#### WHAT THE EXERCISE ASKS:
Where a line of the listing below includes the word "LØVSETDALEN", reproduce that line.

#### TASK MATERIAL:
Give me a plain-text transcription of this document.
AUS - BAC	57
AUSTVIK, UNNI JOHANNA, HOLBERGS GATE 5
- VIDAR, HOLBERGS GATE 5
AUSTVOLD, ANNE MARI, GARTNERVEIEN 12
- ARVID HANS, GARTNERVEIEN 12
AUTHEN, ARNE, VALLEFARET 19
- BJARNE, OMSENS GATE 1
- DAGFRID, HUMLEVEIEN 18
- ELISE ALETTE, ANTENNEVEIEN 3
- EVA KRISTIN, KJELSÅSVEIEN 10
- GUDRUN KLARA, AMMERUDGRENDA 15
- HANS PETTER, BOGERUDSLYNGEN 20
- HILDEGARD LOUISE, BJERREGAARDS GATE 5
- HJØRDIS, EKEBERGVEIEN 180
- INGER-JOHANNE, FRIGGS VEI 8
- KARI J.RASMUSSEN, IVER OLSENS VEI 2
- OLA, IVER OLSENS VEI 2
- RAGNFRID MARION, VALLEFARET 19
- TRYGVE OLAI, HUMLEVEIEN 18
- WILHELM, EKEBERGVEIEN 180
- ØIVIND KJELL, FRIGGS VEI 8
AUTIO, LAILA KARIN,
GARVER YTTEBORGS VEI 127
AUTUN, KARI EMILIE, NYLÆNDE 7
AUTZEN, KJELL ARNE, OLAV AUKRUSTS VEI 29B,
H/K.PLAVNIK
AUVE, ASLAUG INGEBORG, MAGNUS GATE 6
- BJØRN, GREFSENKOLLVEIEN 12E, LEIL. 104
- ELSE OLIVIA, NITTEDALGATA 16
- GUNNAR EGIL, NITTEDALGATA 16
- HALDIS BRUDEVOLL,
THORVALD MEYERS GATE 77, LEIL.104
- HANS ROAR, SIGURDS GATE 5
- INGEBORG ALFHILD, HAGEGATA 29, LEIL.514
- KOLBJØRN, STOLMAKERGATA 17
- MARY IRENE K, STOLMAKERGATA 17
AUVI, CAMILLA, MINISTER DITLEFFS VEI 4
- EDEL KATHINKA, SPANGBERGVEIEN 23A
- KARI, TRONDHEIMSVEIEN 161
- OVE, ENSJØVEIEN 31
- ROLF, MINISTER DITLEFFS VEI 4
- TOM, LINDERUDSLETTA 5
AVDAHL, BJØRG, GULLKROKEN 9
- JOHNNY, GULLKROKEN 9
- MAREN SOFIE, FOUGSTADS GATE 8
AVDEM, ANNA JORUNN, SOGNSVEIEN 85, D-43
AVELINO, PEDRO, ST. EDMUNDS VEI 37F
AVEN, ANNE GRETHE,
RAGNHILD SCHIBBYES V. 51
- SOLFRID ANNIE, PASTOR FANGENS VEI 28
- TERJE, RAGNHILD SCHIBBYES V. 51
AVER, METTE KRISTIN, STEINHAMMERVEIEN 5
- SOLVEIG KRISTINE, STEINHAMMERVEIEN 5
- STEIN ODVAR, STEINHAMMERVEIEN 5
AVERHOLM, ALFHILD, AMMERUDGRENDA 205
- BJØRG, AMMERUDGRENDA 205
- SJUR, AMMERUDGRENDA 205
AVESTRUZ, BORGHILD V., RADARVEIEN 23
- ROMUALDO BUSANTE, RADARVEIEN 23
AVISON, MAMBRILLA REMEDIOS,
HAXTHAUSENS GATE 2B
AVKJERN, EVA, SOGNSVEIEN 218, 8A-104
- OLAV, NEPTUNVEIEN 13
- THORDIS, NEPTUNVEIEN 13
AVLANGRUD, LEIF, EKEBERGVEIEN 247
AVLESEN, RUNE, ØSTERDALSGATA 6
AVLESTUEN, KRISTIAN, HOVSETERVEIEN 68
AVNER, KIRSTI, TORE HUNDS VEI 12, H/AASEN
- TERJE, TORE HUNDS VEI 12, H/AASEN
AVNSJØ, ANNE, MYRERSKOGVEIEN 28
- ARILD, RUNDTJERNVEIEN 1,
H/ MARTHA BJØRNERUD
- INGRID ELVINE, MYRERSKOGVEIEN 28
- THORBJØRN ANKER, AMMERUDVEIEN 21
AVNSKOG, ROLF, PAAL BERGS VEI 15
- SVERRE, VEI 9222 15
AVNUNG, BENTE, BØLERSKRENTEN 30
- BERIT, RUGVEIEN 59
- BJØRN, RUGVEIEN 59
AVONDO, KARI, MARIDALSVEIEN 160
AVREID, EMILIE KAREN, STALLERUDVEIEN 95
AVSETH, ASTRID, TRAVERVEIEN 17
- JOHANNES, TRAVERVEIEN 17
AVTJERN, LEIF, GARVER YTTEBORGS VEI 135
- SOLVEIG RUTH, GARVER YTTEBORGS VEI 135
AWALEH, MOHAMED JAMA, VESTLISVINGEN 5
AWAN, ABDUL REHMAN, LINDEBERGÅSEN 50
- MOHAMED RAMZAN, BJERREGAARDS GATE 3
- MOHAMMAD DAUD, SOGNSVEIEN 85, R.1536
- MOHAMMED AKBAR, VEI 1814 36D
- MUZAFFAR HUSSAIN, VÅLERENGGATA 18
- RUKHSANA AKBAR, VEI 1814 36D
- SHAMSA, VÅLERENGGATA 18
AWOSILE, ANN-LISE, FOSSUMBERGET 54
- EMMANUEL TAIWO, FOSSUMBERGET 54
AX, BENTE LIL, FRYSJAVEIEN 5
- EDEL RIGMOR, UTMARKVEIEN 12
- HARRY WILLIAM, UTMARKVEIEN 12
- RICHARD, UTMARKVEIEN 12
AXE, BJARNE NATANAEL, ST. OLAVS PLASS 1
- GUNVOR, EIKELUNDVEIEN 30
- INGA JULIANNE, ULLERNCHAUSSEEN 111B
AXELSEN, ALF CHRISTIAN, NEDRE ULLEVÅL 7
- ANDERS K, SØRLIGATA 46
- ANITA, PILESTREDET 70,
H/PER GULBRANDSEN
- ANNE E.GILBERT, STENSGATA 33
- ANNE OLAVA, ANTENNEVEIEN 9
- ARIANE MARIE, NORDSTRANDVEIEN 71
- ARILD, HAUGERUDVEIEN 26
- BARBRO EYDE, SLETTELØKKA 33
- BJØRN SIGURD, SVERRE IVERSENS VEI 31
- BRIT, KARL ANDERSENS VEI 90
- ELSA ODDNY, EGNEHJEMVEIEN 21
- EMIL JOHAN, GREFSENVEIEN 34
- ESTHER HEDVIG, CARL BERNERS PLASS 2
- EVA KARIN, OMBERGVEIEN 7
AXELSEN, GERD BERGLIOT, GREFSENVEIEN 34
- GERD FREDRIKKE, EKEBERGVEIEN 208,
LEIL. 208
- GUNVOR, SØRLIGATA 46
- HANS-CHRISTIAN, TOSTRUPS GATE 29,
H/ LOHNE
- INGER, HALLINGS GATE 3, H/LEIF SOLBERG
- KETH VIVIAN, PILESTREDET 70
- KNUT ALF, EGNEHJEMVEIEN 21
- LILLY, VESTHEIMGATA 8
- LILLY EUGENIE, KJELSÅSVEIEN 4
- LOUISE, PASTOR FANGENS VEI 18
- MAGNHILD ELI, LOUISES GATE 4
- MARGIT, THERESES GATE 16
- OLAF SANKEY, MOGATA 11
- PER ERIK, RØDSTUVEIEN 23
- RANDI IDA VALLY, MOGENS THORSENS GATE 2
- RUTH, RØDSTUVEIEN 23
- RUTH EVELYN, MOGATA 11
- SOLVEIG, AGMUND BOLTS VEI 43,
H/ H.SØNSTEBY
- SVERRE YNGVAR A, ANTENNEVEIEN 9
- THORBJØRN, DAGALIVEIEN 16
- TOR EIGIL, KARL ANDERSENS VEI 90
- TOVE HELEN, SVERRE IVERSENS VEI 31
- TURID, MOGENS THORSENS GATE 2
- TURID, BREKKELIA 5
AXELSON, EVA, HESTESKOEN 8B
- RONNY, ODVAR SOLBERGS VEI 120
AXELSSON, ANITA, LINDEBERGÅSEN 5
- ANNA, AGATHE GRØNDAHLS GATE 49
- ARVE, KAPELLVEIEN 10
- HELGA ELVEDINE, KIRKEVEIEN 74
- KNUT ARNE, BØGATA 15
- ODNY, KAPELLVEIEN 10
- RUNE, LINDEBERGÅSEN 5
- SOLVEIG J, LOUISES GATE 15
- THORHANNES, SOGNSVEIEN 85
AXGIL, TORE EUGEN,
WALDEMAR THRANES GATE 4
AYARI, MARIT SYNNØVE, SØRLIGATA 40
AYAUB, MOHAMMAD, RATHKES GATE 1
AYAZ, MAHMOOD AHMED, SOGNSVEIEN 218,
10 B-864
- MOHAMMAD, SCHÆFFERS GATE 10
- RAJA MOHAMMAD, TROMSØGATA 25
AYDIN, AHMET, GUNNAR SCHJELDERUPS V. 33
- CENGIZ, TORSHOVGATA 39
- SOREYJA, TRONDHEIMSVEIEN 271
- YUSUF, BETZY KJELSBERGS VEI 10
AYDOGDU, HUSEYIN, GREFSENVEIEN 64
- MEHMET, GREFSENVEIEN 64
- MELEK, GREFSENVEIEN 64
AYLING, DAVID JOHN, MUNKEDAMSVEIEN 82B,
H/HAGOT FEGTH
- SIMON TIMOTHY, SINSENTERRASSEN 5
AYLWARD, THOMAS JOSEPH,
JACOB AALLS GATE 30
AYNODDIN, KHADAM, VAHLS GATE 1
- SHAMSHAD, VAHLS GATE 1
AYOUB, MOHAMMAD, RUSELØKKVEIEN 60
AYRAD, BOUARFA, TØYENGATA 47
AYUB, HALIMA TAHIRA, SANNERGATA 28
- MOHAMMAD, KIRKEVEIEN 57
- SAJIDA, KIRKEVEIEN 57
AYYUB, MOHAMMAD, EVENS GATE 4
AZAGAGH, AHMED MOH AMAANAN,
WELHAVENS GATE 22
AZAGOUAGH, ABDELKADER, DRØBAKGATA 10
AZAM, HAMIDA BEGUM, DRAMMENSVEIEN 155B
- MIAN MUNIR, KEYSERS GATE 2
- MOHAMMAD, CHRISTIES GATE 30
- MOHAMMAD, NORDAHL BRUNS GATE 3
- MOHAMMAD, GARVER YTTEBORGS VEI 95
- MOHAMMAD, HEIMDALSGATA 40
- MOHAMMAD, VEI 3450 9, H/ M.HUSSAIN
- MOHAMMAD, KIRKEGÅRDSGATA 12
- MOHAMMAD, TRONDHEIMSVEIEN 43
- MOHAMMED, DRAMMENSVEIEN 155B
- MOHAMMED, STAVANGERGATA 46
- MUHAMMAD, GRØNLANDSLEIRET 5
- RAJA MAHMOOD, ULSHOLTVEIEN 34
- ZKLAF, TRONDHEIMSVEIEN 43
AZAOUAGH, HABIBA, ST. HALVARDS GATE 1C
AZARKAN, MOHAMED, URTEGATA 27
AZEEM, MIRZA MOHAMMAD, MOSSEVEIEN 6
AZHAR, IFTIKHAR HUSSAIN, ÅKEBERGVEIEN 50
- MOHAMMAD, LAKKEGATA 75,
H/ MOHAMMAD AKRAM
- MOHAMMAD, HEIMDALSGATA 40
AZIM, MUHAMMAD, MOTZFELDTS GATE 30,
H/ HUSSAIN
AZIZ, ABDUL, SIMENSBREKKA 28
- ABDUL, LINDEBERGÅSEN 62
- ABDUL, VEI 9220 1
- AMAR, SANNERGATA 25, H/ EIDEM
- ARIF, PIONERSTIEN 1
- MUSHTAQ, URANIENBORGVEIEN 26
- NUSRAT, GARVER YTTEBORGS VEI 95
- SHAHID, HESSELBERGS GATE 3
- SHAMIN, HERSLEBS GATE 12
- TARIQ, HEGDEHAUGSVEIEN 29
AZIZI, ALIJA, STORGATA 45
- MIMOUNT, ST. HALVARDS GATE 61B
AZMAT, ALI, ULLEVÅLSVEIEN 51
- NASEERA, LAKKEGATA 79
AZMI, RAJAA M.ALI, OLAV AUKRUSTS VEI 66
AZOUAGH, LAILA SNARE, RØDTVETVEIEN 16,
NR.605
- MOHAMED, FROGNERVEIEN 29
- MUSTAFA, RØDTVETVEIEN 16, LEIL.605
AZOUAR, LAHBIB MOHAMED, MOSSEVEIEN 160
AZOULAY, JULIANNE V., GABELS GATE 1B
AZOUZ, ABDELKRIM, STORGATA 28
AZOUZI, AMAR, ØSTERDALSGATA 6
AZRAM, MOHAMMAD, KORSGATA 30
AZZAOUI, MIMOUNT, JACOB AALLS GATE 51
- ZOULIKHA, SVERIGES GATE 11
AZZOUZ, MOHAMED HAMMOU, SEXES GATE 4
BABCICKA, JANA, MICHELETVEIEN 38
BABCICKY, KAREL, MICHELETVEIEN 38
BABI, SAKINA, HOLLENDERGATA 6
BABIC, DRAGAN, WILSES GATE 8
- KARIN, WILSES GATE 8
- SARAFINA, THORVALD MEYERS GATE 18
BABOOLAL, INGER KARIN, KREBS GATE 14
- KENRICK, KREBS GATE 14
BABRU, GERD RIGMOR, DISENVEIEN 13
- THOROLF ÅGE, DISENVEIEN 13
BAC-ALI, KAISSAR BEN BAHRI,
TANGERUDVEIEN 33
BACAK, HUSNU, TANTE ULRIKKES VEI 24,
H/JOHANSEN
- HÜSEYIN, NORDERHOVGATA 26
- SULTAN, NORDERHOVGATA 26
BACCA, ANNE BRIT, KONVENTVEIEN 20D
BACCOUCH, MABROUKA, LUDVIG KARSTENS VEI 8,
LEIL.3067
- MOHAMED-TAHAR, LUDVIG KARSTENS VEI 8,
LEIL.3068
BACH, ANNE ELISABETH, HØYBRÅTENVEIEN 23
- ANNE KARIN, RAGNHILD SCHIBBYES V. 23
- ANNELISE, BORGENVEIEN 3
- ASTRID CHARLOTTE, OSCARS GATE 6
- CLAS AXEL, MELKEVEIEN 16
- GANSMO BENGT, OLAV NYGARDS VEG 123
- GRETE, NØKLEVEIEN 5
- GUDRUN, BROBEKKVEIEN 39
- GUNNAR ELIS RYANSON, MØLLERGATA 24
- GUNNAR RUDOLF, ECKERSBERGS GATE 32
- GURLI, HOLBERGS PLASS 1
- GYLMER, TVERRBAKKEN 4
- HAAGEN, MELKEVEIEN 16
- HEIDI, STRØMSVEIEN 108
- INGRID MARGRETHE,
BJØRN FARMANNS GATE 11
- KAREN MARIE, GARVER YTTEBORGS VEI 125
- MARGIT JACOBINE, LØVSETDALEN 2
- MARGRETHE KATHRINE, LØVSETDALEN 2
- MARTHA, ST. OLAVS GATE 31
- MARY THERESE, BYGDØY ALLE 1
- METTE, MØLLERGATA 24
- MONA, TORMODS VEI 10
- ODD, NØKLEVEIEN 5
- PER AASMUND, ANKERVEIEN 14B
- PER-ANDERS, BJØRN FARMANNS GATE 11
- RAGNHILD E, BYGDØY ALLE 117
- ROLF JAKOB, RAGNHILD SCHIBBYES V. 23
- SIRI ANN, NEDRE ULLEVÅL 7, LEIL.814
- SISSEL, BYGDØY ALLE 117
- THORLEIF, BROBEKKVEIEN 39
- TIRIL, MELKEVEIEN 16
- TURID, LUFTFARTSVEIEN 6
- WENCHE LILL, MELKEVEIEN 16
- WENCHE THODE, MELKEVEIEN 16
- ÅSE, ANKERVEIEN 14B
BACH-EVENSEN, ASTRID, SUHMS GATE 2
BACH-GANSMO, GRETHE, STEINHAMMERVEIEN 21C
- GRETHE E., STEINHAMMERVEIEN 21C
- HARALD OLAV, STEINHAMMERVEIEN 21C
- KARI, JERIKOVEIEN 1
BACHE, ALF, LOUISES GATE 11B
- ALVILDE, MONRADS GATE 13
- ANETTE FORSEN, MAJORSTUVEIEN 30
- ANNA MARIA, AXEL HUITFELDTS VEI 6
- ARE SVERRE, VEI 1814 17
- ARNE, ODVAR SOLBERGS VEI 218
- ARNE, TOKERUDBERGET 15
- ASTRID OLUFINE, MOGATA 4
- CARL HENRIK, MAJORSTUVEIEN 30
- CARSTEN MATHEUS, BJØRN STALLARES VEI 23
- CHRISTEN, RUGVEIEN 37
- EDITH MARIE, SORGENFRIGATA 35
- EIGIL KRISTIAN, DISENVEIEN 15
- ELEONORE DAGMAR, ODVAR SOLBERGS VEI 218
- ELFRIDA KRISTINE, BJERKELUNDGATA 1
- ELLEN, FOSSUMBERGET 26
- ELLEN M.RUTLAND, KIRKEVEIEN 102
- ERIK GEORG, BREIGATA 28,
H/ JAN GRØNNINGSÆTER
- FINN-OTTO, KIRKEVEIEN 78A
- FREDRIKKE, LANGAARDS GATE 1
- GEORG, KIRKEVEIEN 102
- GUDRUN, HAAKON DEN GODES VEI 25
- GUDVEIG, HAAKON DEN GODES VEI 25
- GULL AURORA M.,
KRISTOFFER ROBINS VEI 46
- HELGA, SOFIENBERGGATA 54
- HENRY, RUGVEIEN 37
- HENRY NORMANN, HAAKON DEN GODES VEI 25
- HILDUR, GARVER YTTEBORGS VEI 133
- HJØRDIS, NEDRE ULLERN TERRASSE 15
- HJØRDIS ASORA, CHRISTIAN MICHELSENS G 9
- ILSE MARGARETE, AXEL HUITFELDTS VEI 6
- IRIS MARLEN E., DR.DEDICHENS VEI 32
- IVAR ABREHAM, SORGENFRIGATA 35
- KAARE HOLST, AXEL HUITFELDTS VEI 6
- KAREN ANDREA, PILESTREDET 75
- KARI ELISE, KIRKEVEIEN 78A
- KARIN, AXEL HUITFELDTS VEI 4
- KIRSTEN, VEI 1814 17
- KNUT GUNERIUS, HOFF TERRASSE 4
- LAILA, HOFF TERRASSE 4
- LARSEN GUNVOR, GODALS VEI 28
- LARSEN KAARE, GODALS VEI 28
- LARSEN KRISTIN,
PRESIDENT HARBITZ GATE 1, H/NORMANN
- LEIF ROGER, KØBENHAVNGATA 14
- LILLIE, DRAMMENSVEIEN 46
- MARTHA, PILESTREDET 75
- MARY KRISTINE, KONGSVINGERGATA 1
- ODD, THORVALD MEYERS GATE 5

#### EXERCISE RESULT:
- MARGIT JACOBINE, LØVSETDALEN 2
- MARGRETHE KATHRINE, LØVSETDALEN 2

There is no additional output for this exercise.